Pas à pas
1 · Partir de ce qu’on croit savoir
On ne reste pas bloqué devant le sujet parce qu’on ne sait rien, mais parce que les réponses toutes faites arrivent trop vite. Note-les honnêtement, puis cherche le cas, la conséquence ou le texte lu qui les fait vaciller. Ce moment où tu ne sais plus est le vrai départ : l’introduction doit en sortir. Il ne se simule pas ; il vient de lectures réellement faites et d’exemples réellement examinés.
2 · Définir sans tricher
Une bonne définition d’introduction est acceptable par n’importe qui : aie le courage de la banalité. Elle doit valoir pour tous les cas (sinon elle est trop étroite) et seulement pour eux (cherche un contre-exemple, ajoute le critère qui l’exclut, recommence). Elle ne doit contenir ni synonyme, ni contraire, ni mot de la même famille que le terme défini. La définition vraiment philosophique, elle, est ce vers quoi le devoir avance.

» **Matériau étudié**
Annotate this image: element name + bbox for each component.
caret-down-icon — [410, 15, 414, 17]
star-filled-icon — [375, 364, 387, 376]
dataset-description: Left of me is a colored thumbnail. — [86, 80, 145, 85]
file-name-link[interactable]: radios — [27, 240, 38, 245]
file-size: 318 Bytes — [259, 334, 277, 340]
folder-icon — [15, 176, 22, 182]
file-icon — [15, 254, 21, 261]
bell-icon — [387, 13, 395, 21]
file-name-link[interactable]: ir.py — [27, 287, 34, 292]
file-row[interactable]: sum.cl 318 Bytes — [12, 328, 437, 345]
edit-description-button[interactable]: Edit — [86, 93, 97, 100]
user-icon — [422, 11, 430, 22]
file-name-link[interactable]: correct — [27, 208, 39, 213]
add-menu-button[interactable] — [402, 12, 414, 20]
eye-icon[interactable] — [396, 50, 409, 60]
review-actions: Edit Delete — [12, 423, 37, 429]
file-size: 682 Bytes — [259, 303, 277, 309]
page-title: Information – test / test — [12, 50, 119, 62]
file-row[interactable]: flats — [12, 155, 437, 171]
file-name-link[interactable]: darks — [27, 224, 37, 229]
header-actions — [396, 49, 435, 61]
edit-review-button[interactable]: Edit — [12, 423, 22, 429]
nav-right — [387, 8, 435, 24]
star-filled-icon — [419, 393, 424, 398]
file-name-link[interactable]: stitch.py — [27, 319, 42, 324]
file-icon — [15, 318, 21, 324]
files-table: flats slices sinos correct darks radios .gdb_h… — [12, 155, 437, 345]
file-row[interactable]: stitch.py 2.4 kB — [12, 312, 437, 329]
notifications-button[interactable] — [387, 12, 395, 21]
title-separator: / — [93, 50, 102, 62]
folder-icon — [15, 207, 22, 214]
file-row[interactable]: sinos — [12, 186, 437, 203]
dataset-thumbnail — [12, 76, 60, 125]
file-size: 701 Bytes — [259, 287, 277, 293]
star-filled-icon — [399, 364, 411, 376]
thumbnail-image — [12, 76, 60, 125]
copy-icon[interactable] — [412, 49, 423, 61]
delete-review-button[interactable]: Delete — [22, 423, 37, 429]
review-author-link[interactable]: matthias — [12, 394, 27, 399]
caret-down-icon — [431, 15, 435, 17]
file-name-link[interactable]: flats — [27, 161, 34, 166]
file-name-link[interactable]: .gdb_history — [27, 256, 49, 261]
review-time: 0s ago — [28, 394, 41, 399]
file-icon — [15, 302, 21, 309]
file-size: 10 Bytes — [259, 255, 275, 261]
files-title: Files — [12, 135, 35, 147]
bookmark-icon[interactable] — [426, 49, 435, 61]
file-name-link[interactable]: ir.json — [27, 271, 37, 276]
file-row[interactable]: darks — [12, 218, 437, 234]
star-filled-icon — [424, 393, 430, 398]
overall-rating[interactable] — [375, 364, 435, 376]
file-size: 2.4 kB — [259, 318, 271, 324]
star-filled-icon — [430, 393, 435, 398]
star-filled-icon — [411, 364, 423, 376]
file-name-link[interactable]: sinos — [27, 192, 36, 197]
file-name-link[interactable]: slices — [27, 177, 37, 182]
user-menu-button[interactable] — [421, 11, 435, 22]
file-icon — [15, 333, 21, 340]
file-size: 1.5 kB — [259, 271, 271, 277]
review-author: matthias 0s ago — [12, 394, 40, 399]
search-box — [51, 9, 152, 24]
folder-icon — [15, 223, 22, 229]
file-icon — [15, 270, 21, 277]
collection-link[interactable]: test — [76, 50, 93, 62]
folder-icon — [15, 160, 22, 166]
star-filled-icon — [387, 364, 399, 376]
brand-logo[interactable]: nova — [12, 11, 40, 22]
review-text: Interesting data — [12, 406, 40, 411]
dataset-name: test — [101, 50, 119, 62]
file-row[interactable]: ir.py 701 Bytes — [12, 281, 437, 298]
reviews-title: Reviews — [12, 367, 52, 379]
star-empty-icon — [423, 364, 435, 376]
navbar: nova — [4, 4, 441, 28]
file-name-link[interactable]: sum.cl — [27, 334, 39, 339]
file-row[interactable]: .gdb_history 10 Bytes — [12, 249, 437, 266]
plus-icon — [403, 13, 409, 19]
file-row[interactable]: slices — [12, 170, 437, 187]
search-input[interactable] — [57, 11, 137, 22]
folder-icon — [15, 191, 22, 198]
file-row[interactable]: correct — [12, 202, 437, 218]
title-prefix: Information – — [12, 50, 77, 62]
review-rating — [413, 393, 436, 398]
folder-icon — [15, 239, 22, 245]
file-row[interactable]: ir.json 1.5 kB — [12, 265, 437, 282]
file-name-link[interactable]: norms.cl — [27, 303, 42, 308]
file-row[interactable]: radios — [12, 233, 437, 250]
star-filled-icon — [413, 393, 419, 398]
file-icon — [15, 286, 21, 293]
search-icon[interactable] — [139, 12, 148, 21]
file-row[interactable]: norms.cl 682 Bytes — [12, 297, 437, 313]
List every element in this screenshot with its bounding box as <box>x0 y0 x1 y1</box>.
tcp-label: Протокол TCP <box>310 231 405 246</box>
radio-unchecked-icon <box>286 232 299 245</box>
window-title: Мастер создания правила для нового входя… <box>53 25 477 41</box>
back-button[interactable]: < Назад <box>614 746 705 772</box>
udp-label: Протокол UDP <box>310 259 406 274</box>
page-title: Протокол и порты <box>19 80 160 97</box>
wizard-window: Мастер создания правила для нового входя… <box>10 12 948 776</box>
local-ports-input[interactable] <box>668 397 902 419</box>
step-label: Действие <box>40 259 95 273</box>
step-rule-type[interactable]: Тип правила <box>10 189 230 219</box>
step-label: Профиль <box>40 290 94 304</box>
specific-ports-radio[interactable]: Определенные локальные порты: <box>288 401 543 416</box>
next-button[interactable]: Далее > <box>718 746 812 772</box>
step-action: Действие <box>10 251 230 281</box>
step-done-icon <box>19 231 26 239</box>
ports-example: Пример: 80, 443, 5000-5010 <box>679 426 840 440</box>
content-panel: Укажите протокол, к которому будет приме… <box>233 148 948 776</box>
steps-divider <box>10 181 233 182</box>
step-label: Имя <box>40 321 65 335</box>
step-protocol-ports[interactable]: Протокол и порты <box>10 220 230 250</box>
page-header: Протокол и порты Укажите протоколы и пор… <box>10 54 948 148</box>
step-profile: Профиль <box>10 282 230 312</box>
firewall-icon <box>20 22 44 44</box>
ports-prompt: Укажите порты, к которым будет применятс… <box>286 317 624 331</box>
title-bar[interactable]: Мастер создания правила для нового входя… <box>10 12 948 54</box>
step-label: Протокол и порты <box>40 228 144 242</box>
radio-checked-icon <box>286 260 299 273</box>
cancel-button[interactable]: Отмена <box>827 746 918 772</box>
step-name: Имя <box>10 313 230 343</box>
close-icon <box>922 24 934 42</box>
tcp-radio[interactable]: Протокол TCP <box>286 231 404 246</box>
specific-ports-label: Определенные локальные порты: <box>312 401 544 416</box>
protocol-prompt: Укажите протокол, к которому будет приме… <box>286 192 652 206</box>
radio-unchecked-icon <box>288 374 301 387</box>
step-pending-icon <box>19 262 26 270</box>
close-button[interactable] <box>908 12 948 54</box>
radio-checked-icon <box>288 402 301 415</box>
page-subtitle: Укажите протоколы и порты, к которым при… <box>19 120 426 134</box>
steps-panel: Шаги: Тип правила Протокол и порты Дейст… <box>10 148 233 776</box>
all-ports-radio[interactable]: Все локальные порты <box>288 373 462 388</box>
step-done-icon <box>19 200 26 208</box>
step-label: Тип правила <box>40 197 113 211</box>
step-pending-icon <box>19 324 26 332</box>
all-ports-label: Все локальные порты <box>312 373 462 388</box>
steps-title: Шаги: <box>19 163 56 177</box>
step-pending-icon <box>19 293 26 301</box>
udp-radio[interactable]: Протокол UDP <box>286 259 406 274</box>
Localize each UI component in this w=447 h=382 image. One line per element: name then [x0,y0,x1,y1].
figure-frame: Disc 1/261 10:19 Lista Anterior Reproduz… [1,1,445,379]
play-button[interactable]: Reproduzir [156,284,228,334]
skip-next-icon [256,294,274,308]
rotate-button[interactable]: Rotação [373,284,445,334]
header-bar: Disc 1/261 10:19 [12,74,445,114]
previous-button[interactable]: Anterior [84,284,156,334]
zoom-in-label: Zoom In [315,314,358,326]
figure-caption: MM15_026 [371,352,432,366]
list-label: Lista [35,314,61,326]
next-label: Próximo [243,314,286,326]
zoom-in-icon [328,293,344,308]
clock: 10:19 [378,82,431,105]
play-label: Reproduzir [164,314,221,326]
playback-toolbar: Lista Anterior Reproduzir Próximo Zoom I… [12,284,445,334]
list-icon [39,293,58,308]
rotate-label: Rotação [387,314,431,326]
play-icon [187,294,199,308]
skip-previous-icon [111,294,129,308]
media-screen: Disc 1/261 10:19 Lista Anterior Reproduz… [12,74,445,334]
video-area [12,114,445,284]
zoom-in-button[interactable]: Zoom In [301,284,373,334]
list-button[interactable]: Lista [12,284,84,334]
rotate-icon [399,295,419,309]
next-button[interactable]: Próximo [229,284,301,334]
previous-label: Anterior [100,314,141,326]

» **Consigne**
Recopiez le passage du texte de la page qui commence par « 2 · Définir » et se termine par « le devoir avance. », en changeant « banalité » en « simplicité ».

» **Corrigé**
2 · Définir sans tricher
Une bonne définition d’introduction est acceptable par n’importe qui : aie le courage de la simplicité. Elle doit valoir pour tous les cas (sinon elle est trop étroite) et seulement pour eux (cherche un contre-exemple, ajoute le critère qui l’exclut, recommence). Elle ne doit contenir ni synonyme, ni contraire, ni mot de la même famille que le terme défini. La définition vraiment philosophique, elle, est ce vers quoi le devoir avance.